[Recorded data]
*****
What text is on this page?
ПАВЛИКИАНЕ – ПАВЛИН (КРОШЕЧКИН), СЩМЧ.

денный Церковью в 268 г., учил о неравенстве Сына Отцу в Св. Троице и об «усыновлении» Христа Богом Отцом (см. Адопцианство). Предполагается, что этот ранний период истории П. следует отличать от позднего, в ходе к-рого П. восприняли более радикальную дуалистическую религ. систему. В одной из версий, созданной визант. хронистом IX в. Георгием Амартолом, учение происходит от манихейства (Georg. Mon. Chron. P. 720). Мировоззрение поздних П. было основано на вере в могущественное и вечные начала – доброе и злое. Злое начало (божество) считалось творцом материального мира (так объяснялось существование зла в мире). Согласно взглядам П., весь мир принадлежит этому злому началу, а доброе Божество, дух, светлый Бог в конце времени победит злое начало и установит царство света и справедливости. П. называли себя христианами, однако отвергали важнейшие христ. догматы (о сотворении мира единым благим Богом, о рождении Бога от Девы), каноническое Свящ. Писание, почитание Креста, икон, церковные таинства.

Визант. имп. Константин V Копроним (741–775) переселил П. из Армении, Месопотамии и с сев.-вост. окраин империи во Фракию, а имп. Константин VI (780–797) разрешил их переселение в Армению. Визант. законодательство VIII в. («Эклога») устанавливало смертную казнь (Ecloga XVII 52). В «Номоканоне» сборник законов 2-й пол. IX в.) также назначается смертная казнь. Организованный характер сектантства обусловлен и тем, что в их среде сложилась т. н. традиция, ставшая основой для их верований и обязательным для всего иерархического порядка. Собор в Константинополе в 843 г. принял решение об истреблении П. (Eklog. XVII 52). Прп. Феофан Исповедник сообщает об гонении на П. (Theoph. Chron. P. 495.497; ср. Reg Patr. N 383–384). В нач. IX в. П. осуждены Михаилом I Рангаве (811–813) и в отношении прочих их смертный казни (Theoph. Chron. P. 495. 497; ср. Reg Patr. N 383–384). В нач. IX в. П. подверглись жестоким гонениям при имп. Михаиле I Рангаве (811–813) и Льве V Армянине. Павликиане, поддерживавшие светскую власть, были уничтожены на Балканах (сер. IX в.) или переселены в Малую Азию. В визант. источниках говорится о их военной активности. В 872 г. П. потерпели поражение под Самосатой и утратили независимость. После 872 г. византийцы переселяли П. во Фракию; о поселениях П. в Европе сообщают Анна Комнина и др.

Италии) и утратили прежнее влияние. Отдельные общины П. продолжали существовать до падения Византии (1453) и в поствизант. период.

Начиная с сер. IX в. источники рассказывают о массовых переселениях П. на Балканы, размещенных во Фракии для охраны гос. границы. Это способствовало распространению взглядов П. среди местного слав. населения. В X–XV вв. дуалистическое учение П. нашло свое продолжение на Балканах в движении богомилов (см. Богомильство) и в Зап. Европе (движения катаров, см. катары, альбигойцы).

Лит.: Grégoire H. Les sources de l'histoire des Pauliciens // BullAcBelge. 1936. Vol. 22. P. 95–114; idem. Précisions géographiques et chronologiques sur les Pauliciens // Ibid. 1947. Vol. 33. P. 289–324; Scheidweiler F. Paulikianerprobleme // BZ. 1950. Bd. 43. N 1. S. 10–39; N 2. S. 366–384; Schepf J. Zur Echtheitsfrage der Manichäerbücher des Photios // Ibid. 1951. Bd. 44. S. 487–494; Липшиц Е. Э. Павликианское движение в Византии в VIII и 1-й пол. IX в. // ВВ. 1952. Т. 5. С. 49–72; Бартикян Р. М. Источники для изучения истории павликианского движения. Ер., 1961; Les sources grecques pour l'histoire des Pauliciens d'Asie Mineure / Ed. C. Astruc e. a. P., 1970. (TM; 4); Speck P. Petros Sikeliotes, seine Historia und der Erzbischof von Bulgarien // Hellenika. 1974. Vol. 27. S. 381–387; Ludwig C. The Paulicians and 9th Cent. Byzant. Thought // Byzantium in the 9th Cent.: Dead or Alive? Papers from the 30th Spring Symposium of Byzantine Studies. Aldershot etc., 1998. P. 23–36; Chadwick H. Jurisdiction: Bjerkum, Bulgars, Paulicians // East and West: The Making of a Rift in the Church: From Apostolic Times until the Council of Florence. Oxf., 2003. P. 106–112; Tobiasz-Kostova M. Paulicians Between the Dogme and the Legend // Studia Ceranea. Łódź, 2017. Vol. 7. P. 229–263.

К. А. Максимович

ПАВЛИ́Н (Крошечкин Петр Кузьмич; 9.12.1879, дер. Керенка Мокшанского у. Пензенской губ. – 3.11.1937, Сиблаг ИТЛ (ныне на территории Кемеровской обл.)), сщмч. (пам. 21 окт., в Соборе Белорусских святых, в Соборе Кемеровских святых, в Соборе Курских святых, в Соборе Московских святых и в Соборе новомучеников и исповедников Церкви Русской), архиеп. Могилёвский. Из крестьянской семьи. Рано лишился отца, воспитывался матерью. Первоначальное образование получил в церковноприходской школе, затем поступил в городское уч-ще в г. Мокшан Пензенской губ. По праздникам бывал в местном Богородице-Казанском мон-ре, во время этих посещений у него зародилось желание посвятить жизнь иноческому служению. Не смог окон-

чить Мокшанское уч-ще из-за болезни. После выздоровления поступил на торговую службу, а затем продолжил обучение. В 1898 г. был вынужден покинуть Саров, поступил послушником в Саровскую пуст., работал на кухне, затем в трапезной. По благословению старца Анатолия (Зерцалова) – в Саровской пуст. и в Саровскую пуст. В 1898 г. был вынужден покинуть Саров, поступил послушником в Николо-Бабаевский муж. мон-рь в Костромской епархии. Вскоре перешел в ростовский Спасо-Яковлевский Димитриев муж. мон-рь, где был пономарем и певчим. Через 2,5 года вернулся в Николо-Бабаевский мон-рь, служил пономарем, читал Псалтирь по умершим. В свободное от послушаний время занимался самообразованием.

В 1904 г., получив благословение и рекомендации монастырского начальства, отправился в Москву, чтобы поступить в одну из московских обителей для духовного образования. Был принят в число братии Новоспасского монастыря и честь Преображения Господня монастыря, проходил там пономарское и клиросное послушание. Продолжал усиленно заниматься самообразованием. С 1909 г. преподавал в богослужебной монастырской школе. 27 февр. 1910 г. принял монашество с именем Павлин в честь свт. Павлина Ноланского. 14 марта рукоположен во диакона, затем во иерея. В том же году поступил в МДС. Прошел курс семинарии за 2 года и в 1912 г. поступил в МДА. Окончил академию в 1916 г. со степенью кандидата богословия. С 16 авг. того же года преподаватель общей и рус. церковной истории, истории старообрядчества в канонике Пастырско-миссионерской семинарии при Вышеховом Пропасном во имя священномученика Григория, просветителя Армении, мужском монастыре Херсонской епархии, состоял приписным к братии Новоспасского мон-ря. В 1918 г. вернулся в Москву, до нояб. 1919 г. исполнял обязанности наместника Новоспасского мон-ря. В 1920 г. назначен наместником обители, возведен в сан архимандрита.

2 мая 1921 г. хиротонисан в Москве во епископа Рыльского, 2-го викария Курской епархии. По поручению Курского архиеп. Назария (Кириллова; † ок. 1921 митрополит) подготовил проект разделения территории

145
*****
--- What the task requires ---
Repeat all of the records above exactly as written.

--- Output of the exercise ---
What text is on this page?
ПАВЛИКИАНЕ – ПАВЛИН (КРОШЕЧКИН), СЩМЧ.

денный Церковью в 268 г., учил о неравенстве Сына Отцу в Св. Троице и об «усыновлении» Христа Богом Отцом (см. Адопцианство). Предполагается, что этот ранний период истории П. следует отличать от позднего, в ходе к-рого П. восприняли более радикальную дуалистическую религ. систему. В одной из версий, созданной визант. хронистом IX в. Георгием Амартолом, учение происходит от манихейства (Georg. Mon. Chron. P. 720). Мировоззрение поздних П. было основано на вере в могущественное и вечные начала – доброе и злое. Злое начало (божество) считалось творцом материального мира (так объяснялось существование зла в мире). Согласно взглядам П., весь мир принадлежит этому злому началу, а доброе Божество, дух, светлый Бог в конце времени победит злое начало и установит царство света и справедливости. П. называли себя христианами, однако отвергали важнейшие христ. догматы (о сотворении мира единым благим Богом, о рождении Бога от Девы), каноническое Свящ. Писание, почитание Креста, икон, церковные таинства.

Визант. имп. Константин V Копроним (741–775) переселил П. из Армении, Месопотамии и с сев.-вост. окраин империи во Фракию, а имп. Константин VI (780–797) разрешил их переселение в Армению. Визант. законодательство VIII в. («Эклога») устанавливало смертную казнь (Ecloga XVII 52). В «Номоканоне» сборник законов 2-й пол. IX в.) также назначается смертная казнь. Организованный характер сектантства обусловлен и тем, что в их среде сложилась т. н. традиция, ставшая основой для их верований и обязательным для всего иерархического порядка. Собор в Константинополе в 843 г. принял решение об истреблении П. (Eklog. XVII 52). Прп. Феофан Исповедник сообщает об гонении на П. (Theoph. Chron. P. 495.497; ср. Reg Patr. N 383–384). В нач. IX в. П. осуждены Михаилом I Рангаве (811–813) и в отношении прочих их смертный казни (Theoph. Chron. P. 495. 497; ср. Reg Patr. N 383–384). В нач. IX в. П. подверглись жестоким гонениям при имп. Михаиле I Рангаве (811–813) и Льве V Армянине. Павликиане, поддерживавшие светскую власть, были уничтожены на Балканах (сер. IX в.) или переселены в Малую Азию. В визант. источниках говорится о их военной активности. В 872 г. П. потерпели поражение под Самосатой и утратили независимость. После 872 г. византийцы переселяли П. во Фракию; о поселениях П. в Европе сообщают Анна Комнина и др.

Италии) и утратили прежнее влияние. Отдельные общины П. продолжали существовать до падения Византии (1453) и в поствизант. период.

Начиная с сер. IX в. источники рассказывают о массовых переселениях П. на Балканы, размещенных во Фракии для охраны гос. границы. Это способствовало распространению взглядов П. среди местного слав. населения. В X–XV вв. дуалистическое учение П. нашло свое продолжение на Балканах в движении богомилов (см. Богомильство) и в Зап. Европе (движения катаров, см. катары, альбигойцы).

Лит.: Grégoire H. Les sources de l'histoire des Pauliciens // BullAcBelge. 1936. Vol. 22. P. 95–114; idem. Précisions géographiques et chronologiques sur les Pauliciens // Ibid. 1947. Vol. 33. P. 289–324; Scheidweiler F. Paulikianerprobleme // BZ. 1950. Bd. 43. N 1. S. 10–39; N 2. S. 366–384; Schepf J. Zur Echtheitsfrage der Manichäerbücher des Photios // Ibid. 1951. Bd. 44. S. 487–494; Липшиц Е. Э. Павликианское движение в Византии в VIII и 1-й пол. IX в. // ВВ. 1952. Т. 5. С. 49–72; Бартикян Р. М. Источники для изучения истории павликианского движения. Ер., 1961; Les sources grecques pour l'histoire des Pauliciens d'Asie Mineure / Ed. C. Astruc e. a. P., 1970. (TM; 4); Speck P. Petros Sikeliotes, seine Historia und der Erzbischof von Bulgarien // Hellenika. 1974. Vol. 27. S. 381–387; Ludwig C. The Paulicians and 9th Cent. Byzant. Thought // Byzantium in the 9th Cent.: Dead or Alive? Papers from the 30th Spring Symposium of Byzantine Studies. Aldershot etc., 1998. P. 23–36; Chadwick H. Jurisdiction: Bjerkum, Bulgars, Paulicians // East and West: The Making of a Rift in the Church: From Apostolic Times until the Council of Florence. Oxf., 2003. P. 106–112; Tobiasz-Kostova M. Paulicians Between the Dogme and the Legend // Studia Ceranea. Łódź, 2017. Vol. 7. P. 229–263.

К. А. Максимович

ПАВЛИ́Н (Крошечкин Петр Кузьмич; 9.12.1879, дер. Керенка Мокшанского у. Пензенской губ. – 3.11.1937, Сиблаг ИТЛ (ныне на территории Кемеровской обл.)), сщмч. (пам. 21 окт., в Соборе Белорусских святых, в Соборе Кемеровских святых, в Соборе Курских святых, в Соборе Московских святых и в Соборе новомучеников и исповедников Церкви Русской), архиеп. Могилёвский. Из крестьянской семьи. Рано лишился отца, воспитывался матерью. Первоначальное образование получил в церковноприходской школе, затем поступил в городское уч-ще в г. Мокшан Пензенской губ. По праздникам бывал в местном Богородице-Казанском мон-ре, во время этих посещений у него зародилось желание посвятить жизнь иноческому служению. Не смог окон-

чить Мокшанское уч-ще из-за болезни. После выздоровления поступил на торговую службу, а затем продолжил обучение. В 1898 г. был вынужден покинуть Саров, поступил послушником в Саровскую пуст., работал на кухне, затем в трапезной. По благословению старца Анатолия (Зерцалова) – в Саровской пуст. и в Саровскую пуст. В 1898 г. был вынужден покинуть Саров, поступил послушником в Николо-Бабаевский муж. мон-рь в Костромской епархии. Вскоре перешел в ростовский Спасо-Яковлевский Димитриев муж. мон-рь, где был пономарем и певчим. Через 2,5 года вернулся в Николо-Бабаевский мон-рь, служил пономарем, читал Псалтирь по умершим. В свободное от послушаний время занимался самообразованием.

В 1904 г., получив благословение и рекомендации монастырского начальства, отправился в Москву, чтобы поступить в одну из московских обителей для духовного образования. Был принят в число братии Новоспасского монастыря и честь Преображения Господня монастыря, проходил там пономарское и клиросное послушание. Продолжал усиленно заниматься самообразованием. С 1909 г. преподавал в богослужебной монастырской школе. 27 февр. 1910 г. принял монашество с именем Павлин в честь свт. Павлина Ноланского. 14 марта рукоположен во диакона, затем во иерея. В том же году поступил в МДС. Прошел курс семинарии за 2 года и в 1912 г. поступил в МДА. Окончил академию в 1916 г. со степенью кандидата богословия. С 16 авг. того же года преподаватель общей и рус. церковной истории, истории старообрядчества в канонике Пастырско-миссионерской семинарии при Вышеховом Пропасном во имя священномученика Григория, просветителя Армении, мужском монастыре Херсонской епархии, состоял приписным к братии Новоспасского мон-ря. В 1918 г. вернулся в Москву, до нояб. 1919 г. исполнял обязанности наместника Новоспасского мон-ря. В 1920 г. назначен наместником обители, возведен в сан архимандрита.

2 мая 1921 г. хиротонисан в Москве во епископа Рыльского, 2-го викария Курской епархии. По поручению Курского архиеп. Назария (Кириллова; † ок. 1921 митрополит) подготовил проект разделения территории

145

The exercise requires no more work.